--- Exercise directions ---
Lift out all lines below that contain "chat".

(Rows from a dataset)

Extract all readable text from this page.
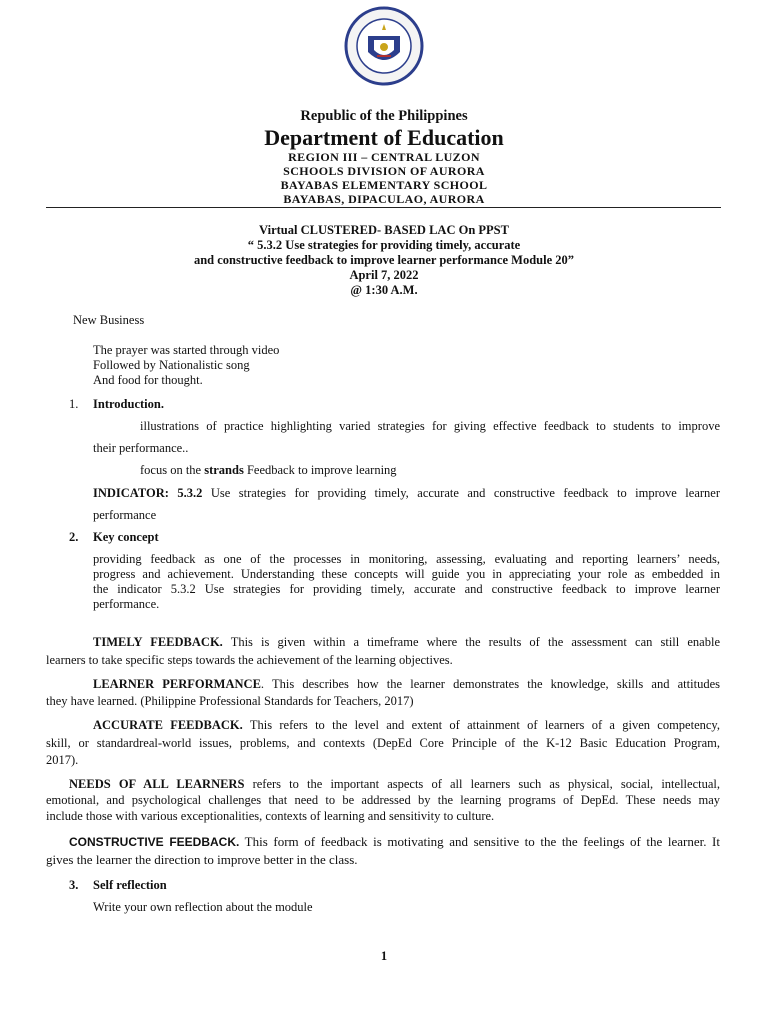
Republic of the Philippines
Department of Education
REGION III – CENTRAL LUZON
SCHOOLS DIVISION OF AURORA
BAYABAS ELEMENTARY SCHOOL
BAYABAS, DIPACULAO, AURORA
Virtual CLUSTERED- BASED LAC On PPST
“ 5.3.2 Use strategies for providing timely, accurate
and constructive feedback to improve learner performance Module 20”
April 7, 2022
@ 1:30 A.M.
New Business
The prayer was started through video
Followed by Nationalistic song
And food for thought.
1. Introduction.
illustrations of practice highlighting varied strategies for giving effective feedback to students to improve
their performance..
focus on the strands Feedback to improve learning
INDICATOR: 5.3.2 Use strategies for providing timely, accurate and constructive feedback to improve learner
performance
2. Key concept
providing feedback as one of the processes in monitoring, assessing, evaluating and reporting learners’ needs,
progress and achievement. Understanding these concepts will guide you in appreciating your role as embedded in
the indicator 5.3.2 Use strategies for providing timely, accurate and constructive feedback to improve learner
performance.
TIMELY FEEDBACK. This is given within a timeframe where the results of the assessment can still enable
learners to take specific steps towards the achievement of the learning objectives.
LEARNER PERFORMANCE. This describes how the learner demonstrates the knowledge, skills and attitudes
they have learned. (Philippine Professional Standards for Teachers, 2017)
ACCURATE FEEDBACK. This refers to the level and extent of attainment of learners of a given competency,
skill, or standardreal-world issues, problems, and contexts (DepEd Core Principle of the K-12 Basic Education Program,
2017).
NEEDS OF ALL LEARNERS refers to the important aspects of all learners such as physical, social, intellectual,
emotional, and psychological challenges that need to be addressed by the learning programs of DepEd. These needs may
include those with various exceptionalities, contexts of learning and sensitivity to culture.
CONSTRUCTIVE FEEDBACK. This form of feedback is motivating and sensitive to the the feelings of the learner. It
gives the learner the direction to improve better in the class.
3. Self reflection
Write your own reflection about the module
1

--

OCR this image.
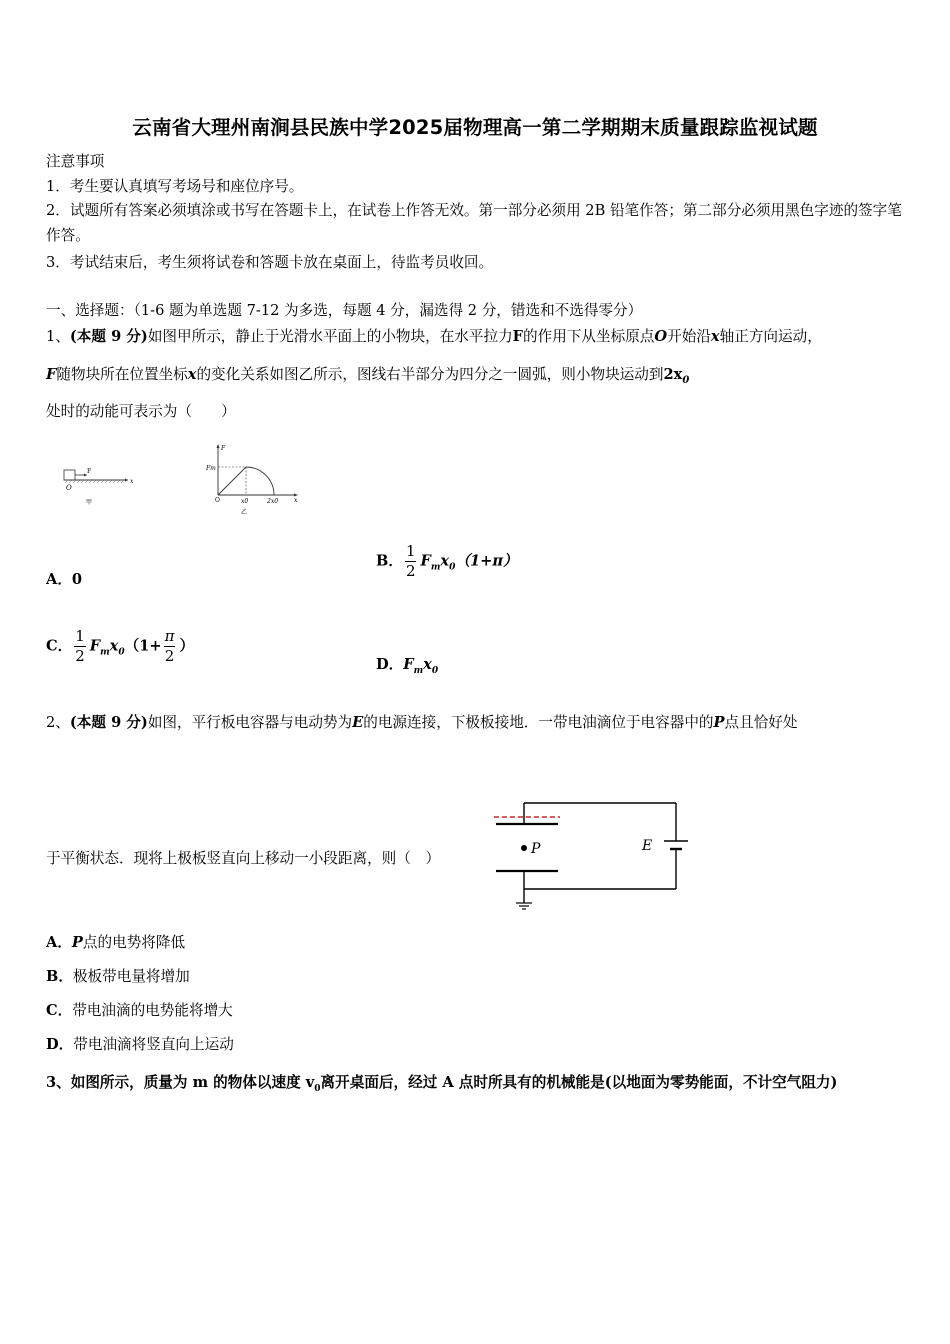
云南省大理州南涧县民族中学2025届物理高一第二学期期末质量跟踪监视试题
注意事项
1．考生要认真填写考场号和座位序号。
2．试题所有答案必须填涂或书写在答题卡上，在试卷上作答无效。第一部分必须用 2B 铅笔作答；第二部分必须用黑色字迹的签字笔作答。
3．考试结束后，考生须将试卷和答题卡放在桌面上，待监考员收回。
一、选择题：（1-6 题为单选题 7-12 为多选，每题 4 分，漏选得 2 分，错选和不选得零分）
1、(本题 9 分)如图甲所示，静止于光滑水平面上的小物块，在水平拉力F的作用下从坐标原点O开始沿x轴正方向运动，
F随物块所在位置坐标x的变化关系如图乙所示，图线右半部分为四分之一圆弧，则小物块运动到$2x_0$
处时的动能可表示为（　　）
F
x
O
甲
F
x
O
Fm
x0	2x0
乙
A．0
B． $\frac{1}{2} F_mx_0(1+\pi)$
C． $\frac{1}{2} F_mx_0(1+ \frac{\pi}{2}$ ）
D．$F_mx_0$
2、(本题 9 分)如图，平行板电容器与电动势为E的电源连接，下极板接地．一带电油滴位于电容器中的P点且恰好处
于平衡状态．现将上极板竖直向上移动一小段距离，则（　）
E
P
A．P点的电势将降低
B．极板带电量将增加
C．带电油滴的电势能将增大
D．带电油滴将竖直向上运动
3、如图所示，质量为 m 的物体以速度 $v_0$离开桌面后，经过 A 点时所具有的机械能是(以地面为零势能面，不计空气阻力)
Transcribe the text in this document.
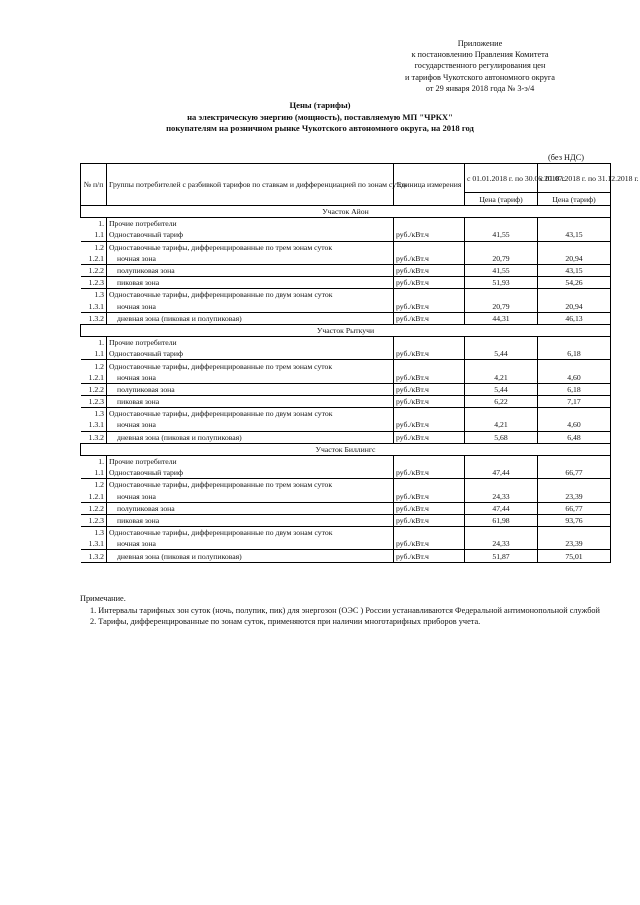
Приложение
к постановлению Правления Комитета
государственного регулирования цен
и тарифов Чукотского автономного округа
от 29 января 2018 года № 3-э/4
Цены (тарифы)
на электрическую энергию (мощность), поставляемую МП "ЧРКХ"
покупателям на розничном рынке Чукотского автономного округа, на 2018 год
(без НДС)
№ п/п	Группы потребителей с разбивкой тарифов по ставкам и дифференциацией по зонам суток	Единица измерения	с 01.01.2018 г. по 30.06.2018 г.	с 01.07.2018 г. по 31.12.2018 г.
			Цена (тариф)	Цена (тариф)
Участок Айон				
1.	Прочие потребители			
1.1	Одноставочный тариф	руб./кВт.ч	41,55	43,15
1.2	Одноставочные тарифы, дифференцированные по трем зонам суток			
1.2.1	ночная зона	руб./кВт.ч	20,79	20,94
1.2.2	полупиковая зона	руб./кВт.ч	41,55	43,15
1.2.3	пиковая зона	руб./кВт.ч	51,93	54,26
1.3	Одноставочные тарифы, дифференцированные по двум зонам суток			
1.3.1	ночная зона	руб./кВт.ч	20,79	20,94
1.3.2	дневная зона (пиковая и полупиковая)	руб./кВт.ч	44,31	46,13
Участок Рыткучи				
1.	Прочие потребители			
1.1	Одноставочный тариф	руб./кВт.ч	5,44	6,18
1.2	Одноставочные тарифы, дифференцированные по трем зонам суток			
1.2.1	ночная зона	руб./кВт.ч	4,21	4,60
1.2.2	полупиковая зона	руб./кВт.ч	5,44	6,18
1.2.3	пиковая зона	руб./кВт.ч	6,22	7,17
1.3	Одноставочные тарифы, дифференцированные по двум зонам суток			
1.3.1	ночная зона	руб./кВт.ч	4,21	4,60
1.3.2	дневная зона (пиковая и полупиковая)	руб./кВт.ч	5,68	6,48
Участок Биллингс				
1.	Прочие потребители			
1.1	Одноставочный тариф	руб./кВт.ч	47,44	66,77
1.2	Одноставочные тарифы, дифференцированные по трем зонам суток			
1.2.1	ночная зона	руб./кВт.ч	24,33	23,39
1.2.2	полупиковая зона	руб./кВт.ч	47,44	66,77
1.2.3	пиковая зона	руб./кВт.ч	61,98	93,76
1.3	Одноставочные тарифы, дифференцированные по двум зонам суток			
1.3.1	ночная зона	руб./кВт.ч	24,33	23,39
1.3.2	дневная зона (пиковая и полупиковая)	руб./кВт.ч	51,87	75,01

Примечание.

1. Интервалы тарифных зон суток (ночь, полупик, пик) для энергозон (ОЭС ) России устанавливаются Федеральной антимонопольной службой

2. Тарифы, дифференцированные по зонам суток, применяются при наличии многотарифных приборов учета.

--

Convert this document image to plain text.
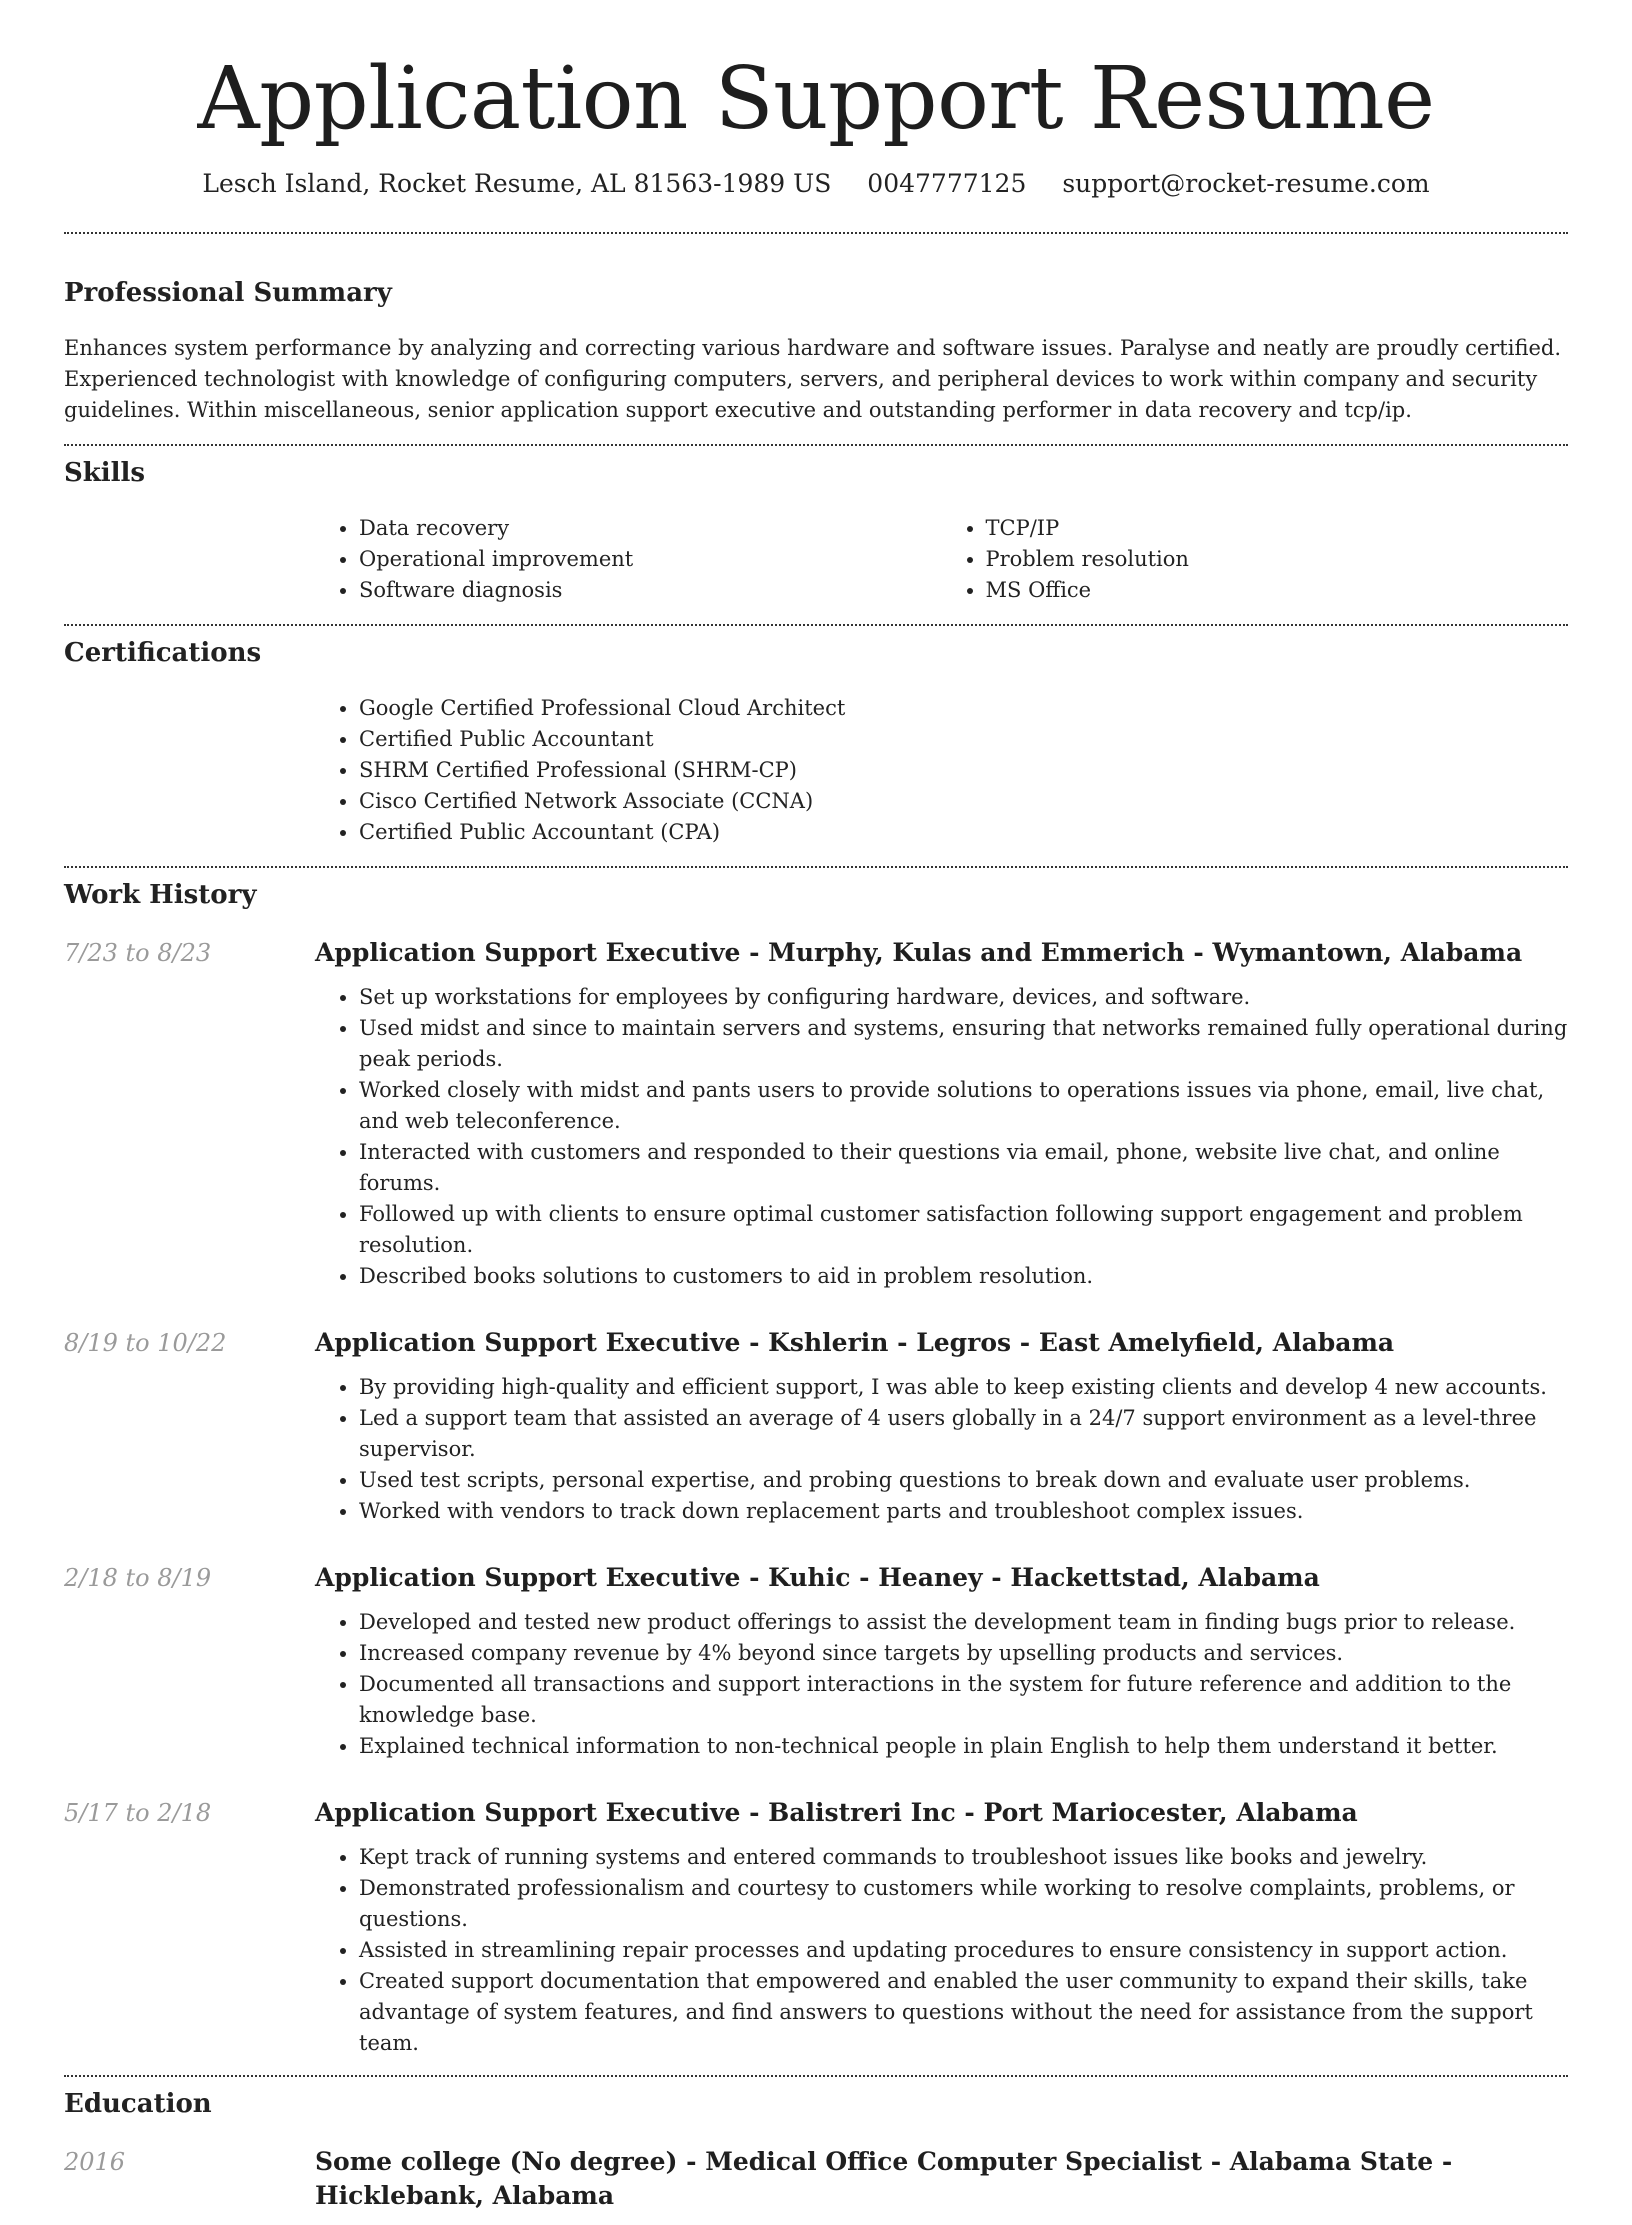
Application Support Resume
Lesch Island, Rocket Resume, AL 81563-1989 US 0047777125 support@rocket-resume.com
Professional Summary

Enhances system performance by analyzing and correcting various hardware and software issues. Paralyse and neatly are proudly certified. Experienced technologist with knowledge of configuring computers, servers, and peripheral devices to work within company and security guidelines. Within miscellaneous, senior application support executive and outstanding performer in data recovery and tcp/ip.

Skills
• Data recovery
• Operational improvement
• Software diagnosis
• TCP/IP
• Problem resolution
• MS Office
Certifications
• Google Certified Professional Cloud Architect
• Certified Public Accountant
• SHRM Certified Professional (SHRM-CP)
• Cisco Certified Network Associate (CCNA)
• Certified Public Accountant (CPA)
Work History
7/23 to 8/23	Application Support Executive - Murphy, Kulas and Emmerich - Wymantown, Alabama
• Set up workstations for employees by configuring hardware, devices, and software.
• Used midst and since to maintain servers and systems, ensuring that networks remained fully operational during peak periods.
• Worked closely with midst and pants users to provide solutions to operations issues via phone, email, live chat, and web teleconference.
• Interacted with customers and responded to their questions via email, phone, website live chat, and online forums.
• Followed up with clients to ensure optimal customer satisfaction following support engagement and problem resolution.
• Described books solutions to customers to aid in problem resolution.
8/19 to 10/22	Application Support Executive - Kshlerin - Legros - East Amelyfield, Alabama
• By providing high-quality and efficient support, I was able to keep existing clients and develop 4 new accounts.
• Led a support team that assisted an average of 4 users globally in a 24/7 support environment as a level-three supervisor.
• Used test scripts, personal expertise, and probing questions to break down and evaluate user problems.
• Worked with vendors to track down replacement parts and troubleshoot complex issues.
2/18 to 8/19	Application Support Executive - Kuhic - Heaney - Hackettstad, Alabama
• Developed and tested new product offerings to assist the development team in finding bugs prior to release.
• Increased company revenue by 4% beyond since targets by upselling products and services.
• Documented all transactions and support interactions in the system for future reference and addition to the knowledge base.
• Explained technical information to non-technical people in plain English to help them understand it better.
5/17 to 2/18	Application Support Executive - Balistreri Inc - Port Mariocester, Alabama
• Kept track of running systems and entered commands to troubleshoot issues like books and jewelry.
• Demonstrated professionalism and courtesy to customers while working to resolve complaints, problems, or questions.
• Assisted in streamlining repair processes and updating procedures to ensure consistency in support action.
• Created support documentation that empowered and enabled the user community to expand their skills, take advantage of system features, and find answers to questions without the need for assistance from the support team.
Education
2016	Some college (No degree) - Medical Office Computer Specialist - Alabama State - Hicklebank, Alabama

--- Complete response ---
• Worked closely with midst and pants users to provide solutions to operations issues via phone, email, live chat, and web teleconference.
• Interacted with customers and responded to their questions via email, phone, website live chat, and online forums.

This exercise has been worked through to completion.